=== TASK TO CARRY OUT ===
Provide an exact transcription of all the records.

=== EXTRACTED RECORDS ===
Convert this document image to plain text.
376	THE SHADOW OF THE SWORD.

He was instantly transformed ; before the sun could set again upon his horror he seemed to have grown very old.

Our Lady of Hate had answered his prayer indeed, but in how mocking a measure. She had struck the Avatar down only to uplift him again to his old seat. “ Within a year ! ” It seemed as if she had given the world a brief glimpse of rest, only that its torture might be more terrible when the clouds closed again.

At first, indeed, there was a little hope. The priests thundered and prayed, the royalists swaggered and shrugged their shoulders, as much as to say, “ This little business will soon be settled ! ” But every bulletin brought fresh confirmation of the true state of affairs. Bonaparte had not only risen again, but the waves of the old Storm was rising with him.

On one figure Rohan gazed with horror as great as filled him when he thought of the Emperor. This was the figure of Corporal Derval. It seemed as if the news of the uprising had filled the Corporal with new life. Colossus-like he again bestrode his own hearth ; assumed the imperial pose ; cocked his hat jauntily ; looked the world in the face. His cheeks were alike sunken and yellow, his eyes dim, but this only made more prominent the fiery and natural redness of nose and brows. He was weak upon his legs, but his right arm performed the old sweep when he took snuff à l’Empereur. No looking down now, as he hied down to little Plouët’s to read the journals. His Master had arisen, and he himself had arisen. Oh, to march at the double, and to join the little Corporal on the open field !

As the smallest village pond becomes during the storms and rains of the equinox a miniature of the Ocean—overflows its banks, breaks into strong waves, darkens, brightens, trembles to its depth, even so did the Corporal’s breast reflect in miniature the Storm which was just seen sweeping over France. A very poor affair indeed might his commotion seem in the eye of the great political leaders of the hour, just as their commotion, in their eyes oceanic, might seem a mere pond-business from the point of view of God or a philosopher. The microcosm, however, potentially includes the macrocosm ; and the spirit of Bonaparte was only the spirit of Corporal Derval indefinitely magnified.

=== THE RESULT ===
Convert this document image to plain text.
376	THE SHADOW OF THE SWORD.

He was instantly transformed ; before the sun could set again upon his horror he seemed to have grown very old.

Our Lady of Hate had answered his prayer indeed, but in how mocking a measure. She had struck the Avatar down only to uplift him again to his old seat. “ Within a year ! ” It seemed as if she had given the world a brief glimpse of rest, only that its torture might be more terrible when the clouds closed again.

At first, indeed, there was a little hope. The priests thundered and prayed, the royalists swaggered and shrugged their shoulders, as much as to say, “ This little business will soon be settled ! ” But every bulletin brought fresh confirmation of the true state of affairs. Bonaparte had not only risen again, but the waves of the old Storm was rising with him.

On one figure Rohan gazed with horror as great as filled him when he thought of the Emperor. This was the figure of Corporal Derval. It seemed as if the news of the uprising had filled the Corporal with new life. Colossus-like he again bestrode his own hearth ; assumed the imperial pose ; cocked his hat jauntily ; looked the world in the face. His cheeks were alike sunken and yellow, his eyes dim, but this only made more prominent the fiery and natural redness of nose and brows. He was weak upon his legs, but his right arm performed the old sweep when he took snuff à l’Empereur. No looking down now, as he hied down to little Plouët’s to read the journals. His Master had arisen, and he himself had arisen. Oh, to march at the double, and to join the little Corporal on the open field !

As the smallest village pond becomes during the storms and rains of the equinox a miniature of the Ocean—overflows its banks, breaks into strong waves, darkens, brightens, trembles to its depth, even so did the Corporal’s breast reflect in miniature the Storm which was just seen sweeping over France. A very poor affair indeed might his commotion seem in the eye of the great political leaders of the hour, just as their commotion, in their eyes oceanic, might seem a mere pond-business from the point of view of God or a philosopher. The microcosm, however, potentially includes the macrocosm ; and the spirit of Bonaparte was only the spirit of Corporal Derval indefinitely magnified.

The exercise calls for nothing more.